**To be done:**
Retype everything in the listing, leaving each line exactly as it is.

**Given entries:**
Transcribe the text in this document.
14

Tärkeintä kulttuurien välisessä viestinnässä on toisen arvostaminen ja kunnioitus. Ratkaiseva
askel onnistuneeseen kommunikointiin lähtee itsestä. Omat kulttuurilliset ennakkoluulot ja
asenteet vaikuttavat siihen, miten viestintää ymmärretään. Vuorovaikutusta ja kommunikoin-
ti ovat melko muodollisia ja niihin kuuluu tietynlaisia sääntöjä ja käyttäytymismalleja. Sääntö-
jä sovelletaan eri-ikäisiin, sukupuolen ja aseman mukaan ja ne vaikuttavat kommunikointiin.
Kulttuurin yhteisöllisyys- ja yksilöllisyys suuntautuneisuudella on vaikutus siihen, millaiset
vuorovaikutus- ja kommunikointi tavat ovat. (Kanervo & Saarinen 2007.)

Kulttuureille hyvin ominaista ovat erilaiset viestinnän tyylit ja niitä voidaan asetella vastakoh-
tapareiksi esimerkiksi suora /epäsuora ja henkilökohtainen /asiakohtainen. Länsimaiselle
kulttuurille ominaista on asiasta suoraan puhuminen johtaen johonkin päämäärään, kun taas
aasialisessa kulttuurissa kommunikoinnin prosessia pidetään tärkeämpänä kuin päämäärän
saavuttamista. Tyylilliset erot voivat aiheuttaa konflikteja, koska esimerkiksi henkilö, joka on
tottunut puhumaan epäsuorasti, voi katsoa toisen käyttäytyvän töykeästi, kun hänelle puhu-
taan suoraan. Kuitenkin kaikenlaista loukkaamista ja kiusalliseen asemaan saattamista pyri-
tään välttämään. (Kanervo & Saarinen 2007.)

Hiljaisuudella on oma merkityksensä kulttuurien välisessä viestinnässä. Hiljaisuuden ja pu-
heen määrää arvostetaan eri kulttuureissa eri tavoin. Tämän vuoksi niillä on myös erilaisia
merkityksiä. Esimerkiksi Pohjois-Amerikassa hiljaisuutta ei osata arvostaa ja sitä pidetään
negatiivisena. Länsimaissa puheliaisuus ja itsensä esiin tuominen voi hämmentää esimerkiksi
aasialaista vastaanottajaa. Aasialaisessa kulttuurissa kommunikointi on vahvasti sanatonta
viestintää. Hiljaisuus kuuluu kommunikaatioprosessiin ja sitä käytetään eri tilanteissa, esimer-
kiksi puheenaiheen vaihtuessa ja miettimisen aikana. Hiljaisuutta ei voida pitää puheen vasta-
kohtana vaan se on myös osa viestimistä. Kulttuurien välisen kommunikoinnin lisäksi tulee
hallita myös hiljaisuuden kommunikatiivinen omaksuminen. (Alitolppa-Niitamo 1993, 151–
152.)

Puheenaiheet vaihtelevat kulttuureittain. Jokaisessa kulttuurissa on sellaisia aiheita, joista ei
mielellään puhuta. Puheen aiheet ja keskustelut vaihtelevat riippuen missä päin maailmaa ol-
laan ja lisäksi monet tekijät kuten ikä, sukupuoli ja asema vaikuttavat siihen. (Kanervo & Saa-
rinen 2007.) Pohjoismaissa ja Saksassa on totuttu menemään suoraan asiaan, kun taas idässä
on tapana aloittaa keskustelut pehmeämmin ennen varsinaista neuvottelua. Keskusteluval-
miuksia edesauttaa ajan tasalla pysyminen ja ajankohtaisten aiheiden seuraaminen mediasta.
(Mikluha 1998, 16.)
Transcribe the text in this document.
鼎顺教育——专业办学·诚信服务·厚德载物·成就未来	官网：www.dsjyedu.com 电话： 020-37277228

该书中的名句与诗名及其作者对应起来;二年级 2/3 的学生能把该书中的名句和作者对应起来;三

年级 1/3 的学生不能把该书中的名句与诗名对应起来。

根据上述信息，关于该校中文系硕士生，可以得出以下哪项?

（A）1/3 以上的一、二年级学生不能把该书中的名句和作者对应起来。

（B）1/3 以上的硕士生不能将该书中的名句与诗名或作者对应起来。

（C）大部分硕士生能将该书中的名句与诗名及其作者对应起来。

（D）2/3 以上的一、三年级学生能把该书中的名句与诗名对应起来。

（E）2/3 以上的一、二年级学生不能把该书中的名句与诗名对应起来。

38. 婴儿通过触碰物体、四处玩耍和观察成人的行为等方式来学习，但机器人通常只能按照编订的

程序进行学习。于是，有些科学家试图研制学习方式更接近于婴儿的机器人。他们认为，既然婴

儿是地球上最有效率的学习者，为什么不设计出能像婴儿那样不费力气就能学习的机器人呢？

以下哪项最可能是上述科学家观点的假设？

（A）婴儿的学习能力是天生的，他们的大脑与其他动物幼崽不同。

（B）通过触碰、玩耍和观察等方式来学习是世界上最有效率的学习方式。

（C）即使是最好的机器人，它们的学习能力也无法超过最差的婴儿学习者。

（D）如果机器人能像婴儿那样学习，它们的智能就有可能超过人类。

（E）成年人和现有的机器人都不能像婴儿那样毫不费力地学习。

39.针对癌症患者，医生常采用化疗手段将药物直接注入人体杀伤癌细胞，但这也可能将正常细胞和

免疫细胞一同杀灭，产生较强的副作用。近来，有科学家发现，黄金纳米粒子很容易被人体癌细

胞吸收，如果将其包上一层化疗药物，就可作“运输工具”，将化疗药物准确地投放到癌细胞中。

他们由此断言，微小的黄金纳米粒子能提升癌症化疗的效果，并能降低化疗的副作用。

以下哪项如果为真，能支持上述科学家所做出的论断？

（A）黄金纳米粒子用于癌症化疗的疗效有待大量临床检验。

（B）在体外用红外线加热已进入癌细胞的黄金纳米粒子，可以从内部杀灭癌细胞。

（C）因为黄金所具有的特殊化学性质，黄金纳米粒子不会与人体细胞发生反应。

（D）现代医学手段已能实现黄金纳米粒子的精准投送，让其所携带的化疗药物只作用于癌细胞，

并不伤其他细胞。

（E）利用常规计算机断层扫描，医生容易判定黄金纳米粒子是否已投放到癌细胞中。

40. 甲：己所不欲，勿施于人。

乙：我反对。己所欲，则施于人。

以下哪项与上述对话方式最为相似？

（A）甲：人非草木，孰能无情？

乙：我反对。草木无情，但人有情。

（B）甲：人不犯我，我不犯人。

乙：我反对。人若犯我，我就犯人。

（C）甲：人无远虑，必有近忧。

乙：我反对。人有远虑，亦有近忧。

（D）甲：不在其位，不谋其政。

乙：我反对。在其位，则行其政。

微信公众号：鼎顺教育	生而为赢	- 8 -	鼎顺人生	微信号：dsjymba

**The solution:**
Transcribe the text in this document.
14

Tärkeintä kulttuurien välisessä viestinnässä on toisen arvostaminen ja kunnioitus. Ratkaiseva
askel onnistuneeseen kommunikointiin lähtee itsestä. Omat kulttuurilliset ennakkoluulot ja
asenteet vaikuttavat siihen, miten viestintää ymmärretään. Vuorovaikutusta ja kommunikoin-
ti ovat melko muodollisia ja niihin kuuluu tietynlaisia sääntöjä ja käyttäytymismalleja. Sääntö-
jä sovelletaan eri-ikäisiin, sukupuolen ja aseman mukaan ja ne vaikuttavat kommunikointiin.
Kulttuurin yhteisöllisyys- ja yksilöllisyys suuntautuneisuudella on vaikutus siihen, millaiset
vuorovaikutus- ja kommunikointi tavat ovat. (Kanervo & Saarinen 2007.)

Kulttuureille hyvin ominaista ovat erilaiset viestinnän tyylit ja niitä voidaan asetella vastakoh-
tapareiksi esimerkiksi suora /epäsuora ja henkilökohtainen /asiakohtainen. Länsimaiselle
kulttuurille ominaista on asiasta suoraan puhuminen johtaen johonkin päämäärään, kun taas
aasialisessa kulttuurissa kommunikoinnin prosessia pidetään tärkeämpänä kuin päämäärän
saavuttamista. Tyylilliset erot voivat aiheuttaa konflikteja, koska esimerkiksi henkilö, joka on
tottunut puhumaan epäsuorasti, voi katsoa toisen käyttäytyvän töykeästi, kun hänelle puhu-
taan suoraan. Kuitenkin kaikenlaista loukkaamista ja kiusalliseen asemaan saattamista pyri-
tään välttämään. (Kanervo & Saarinen 2007.)

Hiljaisuudella on oma merkityksensä kulttuurien välisessä viestinnässä. Hiljaisuuden ja pu-
heen määrää arvostetaan eri kulttuureissa eri tavoin. Tämän vuoksi niillä on myös erilaisia
merkityksiä. Esimerkiksi Pohjois-Amerikassa hiljaisuutta ei osata arvostaa ja sitä pidetään
negatiivisena. Länsimaissa puheliaisuus ja itsensä esiin tuominen voi hämmentää esimerkiksi
aasialaista vastaanottajaa. Aasialaisessa kulttuurissa kommunikointi on vahvasti sanatonta
viestintää. Hiljaisuus kuuluu kommunikaatioprosessiin ja sitä käytetään eri tilanteissa, esimer-
kiksi puheenaiheen vaihtuessa ja miettimisen aikana. Hiljaisuutta ei voida pitää puheen vasta-
kohtana vaan se on myös osa viestimistä. Kulttuurien välisen kommunikoinnin lisäksi tulee
hallita myös hiljaisuuden kommunikatiivinen omaksuminen. (Alitolppa-Niitamo 1993, 151–
152.)

Puheenaiheet vaihtelevat kulttuureittain. Jokaisessa kulttuurissa on sellaisia aiheita, joista ei
mielellään puhuta. Puheen aiheet ja keskustelut vaihtelevat riippuen missä päin maailmaa ol-
laan ja lisäksi monet tekijät kuten ikä, sukupuoli ja asema vaikuttavat siihen. (Kanervo & Saa-
rinen 2007.) Pohjoismaissa ja Saksassa on totuttu menemään suoraan asiaan, kun taas idässä
on tapana aloittaa keskustelut pehmeämmin ennen varsinaista neuvottelua. Keskusteluval-
miuksia edesauttaa ajan tasalla pysyminen ja ajankohtaisten aiheiden seuraaminen mediasta.
(Mikluha 1998, 16.)
Transcribe the text in this document.
鼎顺教育——专业办学·诚信服务·厚德载物·成就未来	官网：www.dsjyedu.com 电话： 020-37277228

该书中的名句与诗名及其作者对应起来;二年级 2/3 的学生能把该书中的名句和作者对应起来;三

年级 1/3 的学生不能把该书中的名句与诗名对应起来。

根据上述信息，关于该校中文系硕士生，可以得出以下哪项?

（A）1/3 以上的一、二年级学生不能把该书中的名句和作者对应起来。

（B）1/3 以上的硕士生不能将该书中的名句与诗名或作者对应起来。

（C）大部分硕士生能将该书中的名句与诗名及其作者对应起来。

（D）2/3 以上的一、三年级学生能把该书中的名句与诗名对应起来。

（E）2/3 以上的一、二年级学生不能把该书中的名句与诗名对应起来。

38. 婴儿通过触碰物体、四处玩耍和观察成人的行为等方式来学习，但机器人通常只能按照编订的

程序进行学习。于是，有些科学家试图研制学习方式更接近于婴儿的机器人。他们认为，既然婴

儿是地球上最有效率的学习者，为什么不设计出能像婴儿那样不费力气就能学习的机器人呢？

以下哪项最可能是上述科学家观点的假设？

（A）婴儿的学习能力是天生的，他们的大脑与其他动物幼崽不同。

（B）通过触碰、玩耍和观察等方式来学习是世界上最有效率的学习方式。

（C）即使是最好的机器人，它们的学习能力也无法超过最差的婴儿学习者。

（D）如果机器人能像婴儿那样学习，它们的智能就有可能超过人类。

（E）成年人和现有的机器人都不能像婴儿那样毫不费力地学习。

39.针对癌症患者，医生常采用化疗手段将药物直接注入人体杀伤癌细胞，但这也可能将正常细胞和

免疫细胞一同杀灭，产生较强的副作用。近来，有科学家发现，黄金纳米粒子很容易被人体癌细

胞吸收，如果将其包上一层化疗药物，就可作“运输工具”，将化疗药物准确地投放到癌细胞中。

他们由此断言，微小的黄金纳米粒子能提升癌症化疗的效果，并能降低化疗的副作用。

以下哪项如果为真，能支持上述科学家所做出的论断？

（A）黄金纳米粒子用于癌症化疗的疗效有待大量临床检验。

（B）在体外用红外线加热已进入癌细胞的黄金纳米粒子，可以从内部杀灭癌细胞。

（C）因为黄金所具有的特殊化学性质，黄金纳米粒子不会与人体细胞发生反应。

（D）现代医学手段已能实现黄金纳米粒子的精准投送，让其所携带的化疗药物只作用于癌细胞，

并不伤其他细胞。

（E）利用常规计算机断层扫描，医生容易判定黄金纳米粒子是否已投放到癌细胞中。

40. 甲：己所不欲，勿施于人。

乙：我反对。己所欲，则施于人。

以下哪项与上述对话方式最为相似？

（A）甲：人非草木，孰能无情？

乙：我反对。草木无情，但人有情。

（B）甲：人不犯我，我不犯人。

乙：我反对。人若犯我，我就犯人。

（C）甲：人无远虑，必有近忧。

乙：我反对。人有远虑，亦有近忧。

（D）甲：不在其位，不谋其政。

乙：我反对。在其位，则行其政。

微信公众号：鼎顺教育	生而为赢	- 8 -	鼎顺人生	微信号：dsjymba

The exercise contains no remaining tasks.